SET TASK: Select and copy out every line in the records containing "please".

Stored records
=======

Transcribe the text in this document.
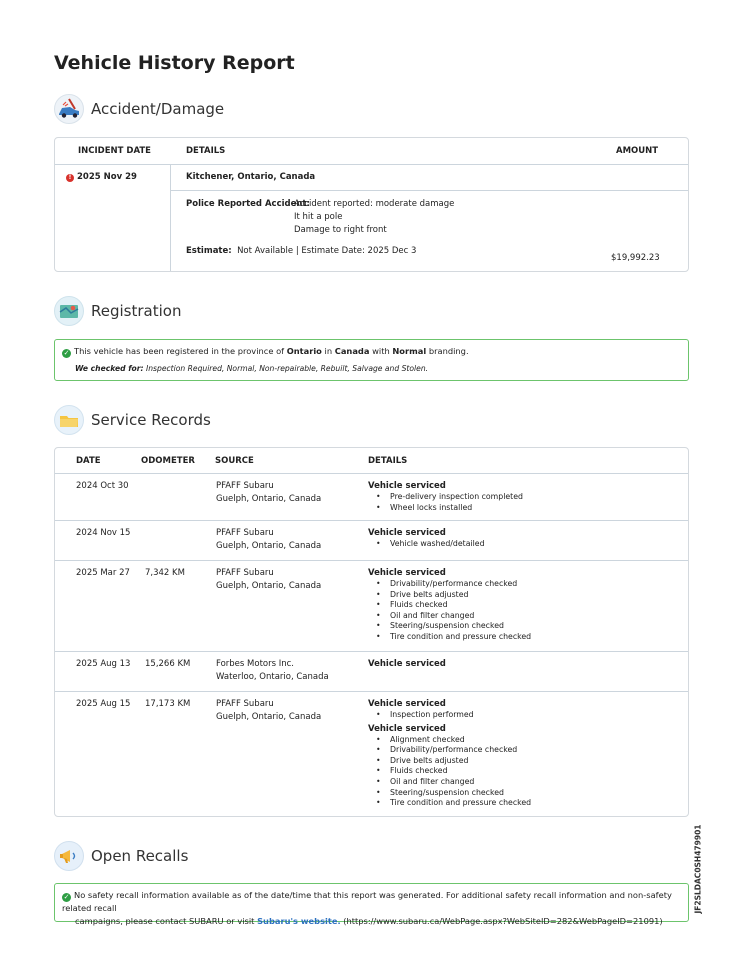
Vehicle History Report
Accident/Damage
INCIDENT DATE	DETAILS	AMOUNT
! 2025 Nov 29	Kitchener, Ontario, Canada
Police Reported Accident:
Accident reported: moderate damage
It hit a pole
Damage to right front
Estimate: Not Available | Estimate Date: 2025 Dec 3
$19,992.23
Registration
✓ This vehicle has been registered in the province of Ontario in Canada with Normal branding.
We checked for: Inspection Required, Normal, Non-repairable, Rebuilt, Salvage and Stolen.
Service Records
DATE	ODOMETER SOURCE	DETAILS
2024 Oct 30	PFAFF Subaru
Guelph, Ontario, Canada
Vehicle serviced
• Pre-delivery inspection completed
• Wheel locks installed
2024 Nov 15	PFAFF Subaru
Guelph, Ontario, Canada
Vehicle serviced
• Vehicle washed/detailed
2025 Mar 27 7,342 KM	PFAFF Subaru
Guelph, Ontario, Canada
Vehicle serviced
• Drivability/performance checked
• Drive belts adjusted
• Fluids checked
• Oil and filter changed
• Steering/suspension checked
• Tire condition and pressure checked
2025 Aug 13 15,266 KM	Forbes Motors Inc.
Waterloo, Ontario, Canada
Vehicle serviced
2025 Aug 15 17,173 KM	PFAFF Subaru
Guelph, Ontario, Canada
Vehicle serviced
• Inspection performed
Vehicle serviced
• Alignment checked
• Drivability/performance checked
• Drive belts adjusted
• Fluids checked
• Oil and filter changed
• Steering/suspension checked
• Tire condition and pressure checked
Open Recalls
✓ No safety recall information available as of the date/time that this report was generated. For additional safety recall information and non-safety related recall
campaigns, please contact SUBARU or visit Subaru's website. (https://www.subaru.ca/WebPage.aspx?WebSiteID=282&WebPageID=21091)
JF2SLDAC0SH479901
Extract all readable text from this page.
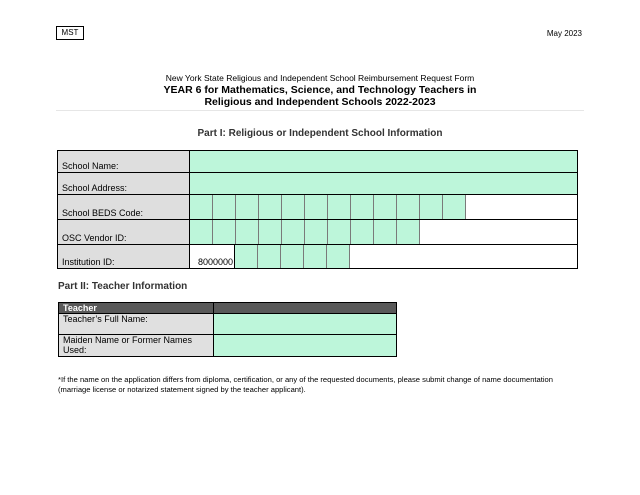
MST	May 2023
New York State Religious and Independent School Reimbursement Request Form
YEAR 6 for Mathematics, Science, and Technology Teachers in
Religious and Independent Schools 2022-2023
Part I: Religious or Independent School Information
School Name:	
School Address:	
School BEDS Code:	

OSC Vendor ID:	

Institution ID:	8000000
Part II: Teacher Information
Teacher	
Teacher’s Full Name:	
Maiden Name or Former Names Used:	
*If the name on the application differs from diploma, certification, or any of the requested documents, please submit change of name documentation (marriage license or notarized statement signed by the teacher applicant).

=======

ANSWER FOR THE TASK:
campaigns, please contact SUBARU or visit Subaru's website. (https://www.subaru.ca/WebPage.aspx?WebSiteID=282&WebPageID=21091)
*If the name on the application differs from diploma, certification, or any of the requested documents, please submit change of name documentation (marriage license or notarized statement signed by the teacher applicant).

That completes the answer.